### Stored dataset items
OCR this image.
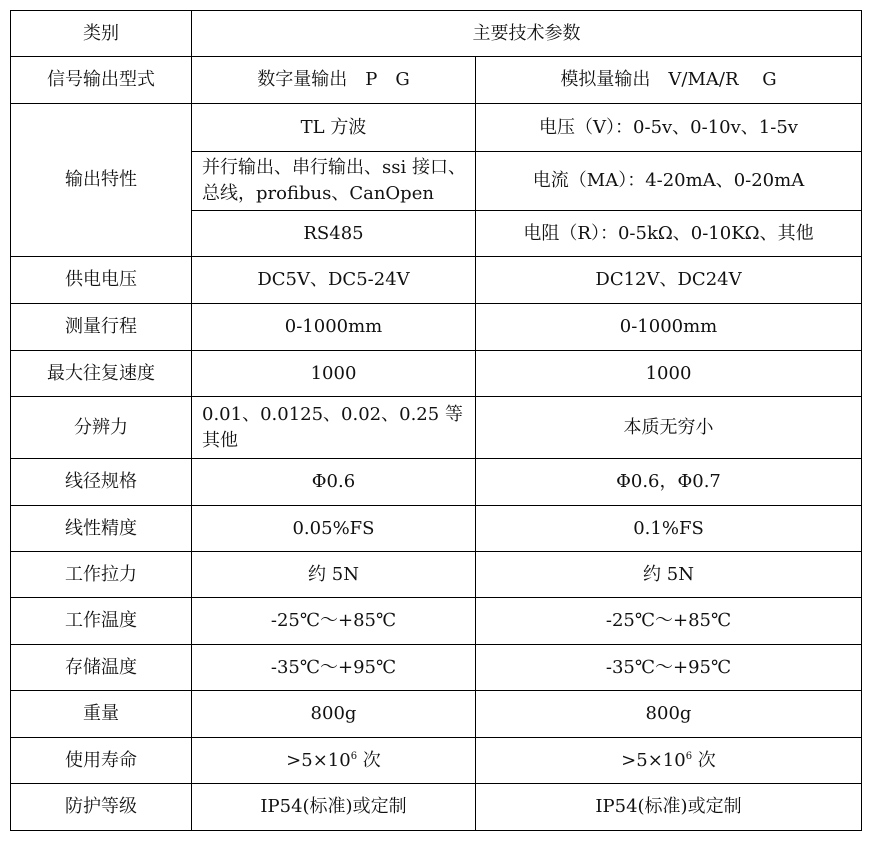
类别	主要技术参数	
信号输出型式	数字量输出　P　G	模拟量输出　V/MA/R　 G
输出特性	TL 方波	电压（V）：0-5v、0-10v、1-5v
	并行输出、串行输出、ssi 接口、总线，profibus、CanOpen	电流（MA）：4-20mA、0-20mA
	RS485	电阻（R）：0-5kΩ、0-10KΩ、其他
供电电压	DC5V、DC5-24V	DC12V、DC24V
测量行程	0-1000mm	0-1000mm
最大往复速度	1000	1000
分辨力	0.01、0.0125、0.02、0.25 等其他	本质无穷小
线径规格	Φ0.6	Φ0.6，Φ0.7
线性精度	0.05%FS	0.1%FS
工作拉力	约 5N	约 5N
工作温度	-25℃～+85℃	-25℃～+85℃
存储温度	-35℃～+95℃	-35℃～+95℃
重量	800g	800g
使用寿命	$>5\times 10^6$ 次	$>5\times 10^6$ 次
防护等级	IP54(标准)或定制	IP54(标准)或定制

### What the task requires
Copy the data word for word. Pictures do not go in the copy.

### Response to the task
OCR this image.
类别	主要技术参数	
信号输出型式	数字量输出　P　G	模拟量输出　V/MA/R　 G
输出特性	TL 方波	电压（V）：0-5v、0-10v、1-5v
	并行输出、串行输出、ssi 接口、总线，profibus、CanOpen	电流（MA）：4-20mA、0-20mA
	RS485	电阻（R）：0-5kΩ、0-10KΩ、其他
供电电压	DC5V、DC5-24V	DC12V、DC24V
测量行程	0-1000mm	0-1000mm
最大往复速度	1000	1000
分辨力	0.01、0.0125、0.02、0.25 等其他	本质无穷小
线径规格	Φ0.6	Φ0.6，Φ0.7
线性精度	0.05%FS	0.1%FS
工作拉力	约 5N	约 5N
工作温度	-25℃～+85℃	-25℃～+85℃
存储温度	-35℃～+95℃	-35℃～+95℃
重量	800g	800g
使用寿命	$>5\times 10^6$ 次	$>5\times 10^6$ 次
防护等级	IP54(标准)或定制	IP54(标准)或定制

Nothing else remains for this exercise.